• Entries supplied:
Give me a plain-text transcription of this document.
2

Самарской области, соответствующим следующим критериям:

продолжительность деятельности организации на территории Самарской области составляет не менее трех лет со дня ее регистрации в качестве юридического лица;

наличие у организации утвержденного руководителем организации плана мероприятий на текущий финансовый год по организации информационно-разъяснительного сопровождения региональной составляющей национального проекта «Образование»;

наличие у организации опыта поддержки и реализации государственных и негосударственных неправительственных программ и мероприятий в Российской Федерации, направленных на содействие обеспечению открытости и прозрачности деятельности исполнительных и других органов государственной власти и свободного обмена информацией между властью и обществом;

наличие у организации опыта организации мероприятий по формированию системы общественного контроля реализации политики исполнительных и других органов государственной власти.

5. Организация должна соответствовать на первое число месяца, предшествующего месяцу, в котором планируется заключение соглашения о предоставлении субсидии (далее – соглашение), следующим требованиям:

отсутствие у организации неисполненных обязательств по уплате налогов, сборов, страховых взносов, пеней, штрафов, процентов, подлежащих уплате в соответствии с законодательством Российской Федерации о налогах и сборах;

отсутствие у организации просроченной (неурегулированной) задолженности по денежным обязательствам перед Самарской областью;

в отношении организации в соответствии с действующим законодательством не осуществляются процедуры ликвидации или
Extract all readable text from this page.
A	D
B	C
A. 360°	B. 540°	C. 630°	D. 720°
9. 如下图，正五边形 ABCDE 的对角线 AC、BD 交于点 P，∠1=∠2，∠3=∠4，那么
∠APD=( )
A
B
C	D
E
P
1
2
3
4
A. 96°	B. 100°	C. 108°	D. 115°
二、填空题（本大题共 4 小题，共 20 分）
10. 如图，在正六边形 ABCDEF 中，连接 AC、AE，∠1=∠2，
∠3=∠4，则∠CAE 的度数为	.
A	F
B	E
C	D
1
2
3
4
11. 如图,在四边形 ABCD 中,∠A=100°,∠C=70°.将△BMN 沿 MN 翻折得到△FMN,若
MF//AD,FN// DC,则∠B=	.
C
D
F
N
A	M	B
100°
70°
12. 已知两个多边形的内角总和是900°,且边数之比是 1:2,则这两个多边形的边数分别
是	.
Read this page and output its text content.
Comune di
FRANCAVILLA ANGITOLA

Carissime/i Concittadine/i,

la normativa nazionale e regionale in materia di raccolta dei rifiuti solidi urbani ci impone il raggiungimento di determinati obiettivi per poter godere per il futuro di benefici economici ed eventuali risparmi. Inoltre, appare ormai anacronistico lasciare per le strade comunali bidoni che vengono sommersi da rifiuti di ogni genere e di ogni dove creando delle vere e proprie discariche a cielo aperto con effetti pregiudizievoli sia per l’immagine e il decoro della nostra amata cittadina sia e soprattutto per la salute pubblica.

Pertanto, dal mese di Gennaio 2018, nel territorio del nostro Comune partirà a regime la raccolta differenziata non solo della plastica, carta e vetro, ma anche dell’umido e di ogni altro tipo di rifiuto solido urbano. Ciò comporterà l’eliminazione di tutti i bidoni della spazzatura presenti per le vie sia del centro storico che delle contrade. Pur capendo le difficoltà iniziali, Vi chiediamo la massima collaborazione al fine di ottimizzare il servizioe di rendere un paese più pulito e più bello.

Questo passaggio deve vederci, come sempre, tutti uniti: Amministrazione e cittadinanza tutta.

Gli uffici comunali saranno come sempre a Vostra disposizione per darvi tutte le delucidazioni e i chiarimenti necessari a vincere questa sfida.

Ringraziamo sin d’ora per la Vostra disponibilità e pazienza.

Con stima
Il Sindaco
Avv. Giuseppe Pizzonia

• What needs to be done: Nothing in the data may differ; print all of it exactly as written.

• Correct response:
Give me a plain-text transcription of this document.
2

Самарской области, соответствующим следующим критериям:

продолжительность деятельности организации на территории Самарской области составляет не менее трех лет со дня ее регистрации в качестве юридического лица;

наличие у организации утвержденного руководителем организации плана мероприятий на текущий финансовый год по организации информационно-разъяснительного сопровождения региональной составляющей национального проекта «Образование»;

наличие у организации опыта поддержки и реализации государственных и негосударственных неправительственных программ и мероприятий в Российской Федерации, направленных на содействие обеспечению открытости и прозрачности деятельности исполнительных и других органов государственной власти и свободного обмена информацией между властью и обществом;

наличие у организации опыта организации мероприятий по формированию системы общественного контроля реализации политики исполнительных и других органов государственной власти.

5. Организация должна соответствовать на первое число месяца, предшествующего месяцу, в котором планируется заключение соглашения о предоставлении субсидии (далее – соглашение), следующим требованиям:

отсутствие у организации неисполненных обязательств по уплате налогов, сборов, страховых взносов, пеней, штрафов, процентов, подлежащих уплате в соответствии с законодательством Российской Федерации о налогах и сборах;

отсутствие у организации просроченной (неурегулированной) задолженности по денежным обязательствам перед Самарской областью;

в отношении организации в соответствии с действующим законодательством не осуществляются процедуры ликвидации или
Extract all readable text from this page.
A	D
B	C
A. 360°	B. 540°	C. 630°	D. 720°
9. 如下图，正五边形 ABCDE 的对角线 AC、BD 交于点 P，∠1=∠2，∠3=∠4，那么
∠APD=( )
A
B
C	D
E
P
1
2
3
4
A. 96°	B. 100°	C. 108°	D. 115°
二、填空题（本大题共 4 小题，共 20 分）
10. 如图，在正六边形 ABCDEF 中，连接 AC、AE，∠1=∠2，
∠3=∠4，则∠CAE 的度数为	.
A	F
B	E
C	D
1
2
3
4
11. 如图,在四边形 ABCD 中,∠A=100°,∠C=70°.将△BMN 沿 MN 翻折得到△FMN,若
MF//AD,FN// DC,则∠B=	.
C
D
F
N
A	M	B
100°
70°
12. 已知两个多边形的内角总和是900°,且边数之比是 1:2,则这两个多边形的边数分别
是	.
Read this page and output its text content.
Comune di
FRANCAVILLA ANGITOLA

Carissime/i Concittadine/i,

la normativa nazionale e regionale in materia di raccolta dei rifiuti solidi urbani ci impone il raggiungimento di determinati obiettivi per poter godere per il futuro di benefici economici ed eventuali risparmi. Inoltre, appare ormai anacronistico lasciare per le strade comunali bidoni che vengono sommersi da rifiuti di ogni genere e di ogni dove creando delle vere e proprie discariche a cielo aperto con effetti pregiudizievoli sia per l’immagine e il decoro della nostra amata cittadina sia e soprattutto per la salute pubblica.

Pertanto, dal mese di Gennaio 2018, nel territorio del nostro Comune partirà a regime la raccolta differenziata non solo della plastica, carta e vetro, ma anche dell’umido e di ogni altro tipo di rifiuto solido urbano. Ciò comporterà l’eliminazione di tutti i bidoni della spazzatura presenti per le vie sia del centro storico che delle contrade. Pur capendo le difficoltà iniziali, Vi chiediamo la massima collaborazione al fine di ottimizzare il servizioe di rendere un paese più pulito e più bello.

Questo passaggio deve vederci, come sempre, tutti uniti: Amministrazione e cittadinanza tutta.

Gli uffici comunali saranno come sempre a Vostra disposizione per darvi tutte le delucidazioni e i chiarimenti necessari a vincere questa sfida.

Ringraziamo sin d’ora per la Vostra disponibilità e pazienza.

Con stima
Il Sindaco
Avv. Giuseppe Pizzonia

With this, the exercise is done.